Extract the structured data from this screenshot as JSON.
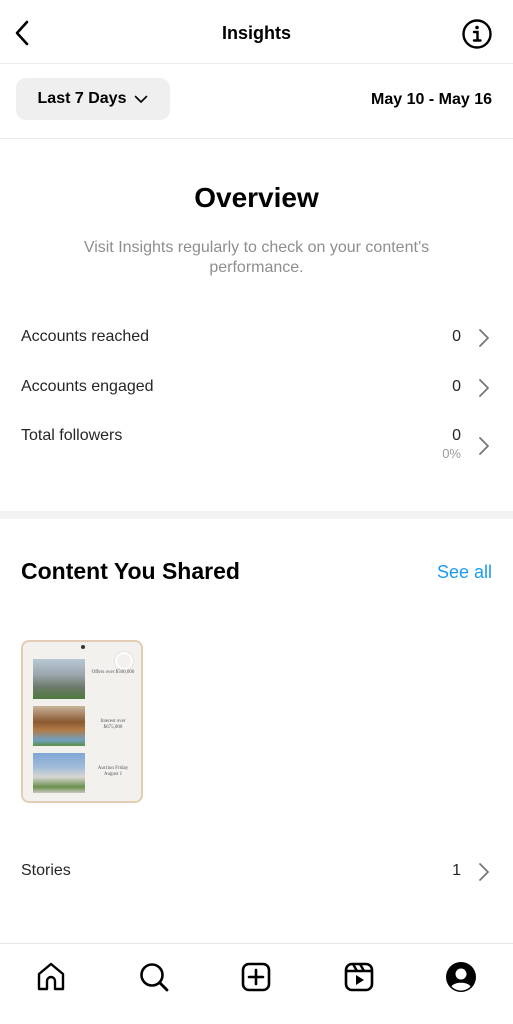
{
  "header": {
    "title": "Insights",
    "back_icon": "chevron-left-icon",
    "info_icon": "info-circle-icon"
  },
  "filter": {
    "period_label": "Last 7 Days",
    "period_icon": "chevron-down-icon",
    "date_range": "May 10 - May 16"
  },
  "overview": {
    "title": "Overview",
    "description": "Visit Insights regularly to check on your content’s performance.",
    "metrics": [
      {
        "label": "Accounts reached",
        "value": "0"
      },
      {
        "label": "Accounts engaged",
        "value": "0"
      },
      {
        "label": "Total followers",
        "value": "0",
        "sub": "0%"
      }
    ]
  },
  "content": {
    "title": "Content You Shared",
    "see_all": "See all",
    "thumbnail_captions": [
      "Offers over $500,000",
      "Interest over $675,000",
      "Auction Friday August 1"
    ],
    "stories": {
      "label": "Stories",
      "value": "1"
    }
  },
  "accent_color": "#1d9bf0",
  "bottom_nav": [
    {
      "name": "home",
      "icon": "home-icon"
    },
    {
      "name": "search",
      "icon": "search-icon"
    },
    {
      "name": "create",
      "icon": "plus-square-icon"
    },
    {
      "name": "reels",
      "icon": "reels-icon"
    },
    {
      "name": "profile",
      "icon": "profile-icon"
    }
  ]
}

|---|

Reproduce all of the entries word for word, skipping any pictures they hold.

Extract the structured data from this screenshot as JSON.
{
  "header": {
    "title": "Insights",
    "back_icon": "chevron-left-icon",
    "info_icon": "info-circle-icon"
  },
  "filter": {
    "period_label": "Last 7 Days",
    "period_icon": "chevron-down-icon",
    "date_range": "May 10 - May 16"
  },
  "overview": {
    "title": "Overview",
    "description": "Visit Insights regularly to check on your content’s performance.",
    "metrics": [
      {
        "label": "Accounts reached",
        "value": "0"
      },
      {
        "label": "Accounts engaged",
        "value": "0"
      },
      {
        "label": "Total followers",
        "value": "0",
        "sub": "0%"
      }
    ]
  },
  "content": {
    "title": "Content You Shared",
    "see_all": "See all",
    "thumbnail_captions": [
      "Offers over $500,000",
      "Interest over $675,000",
      "Auction Friday August 1"
    ],
    "stories": {
      "label": "Stories",
      "value": "1"
    }
  },
  "accent_color": "#1d9bf0",
  "bottom_nav": [
    {
      "name": "home",
      "icon": "home-icon"
    },
    {
      "name": "search",
      "icon": "search-icon"
    },
    {
      "name": "create",
      "icon": "plus-square-icon"
    },
    {
      "name": "reels",
      "icon": "reels-icon"
    },
    {
      "name": "profile",
      "icon": "profile-icon"
    }
  ]
}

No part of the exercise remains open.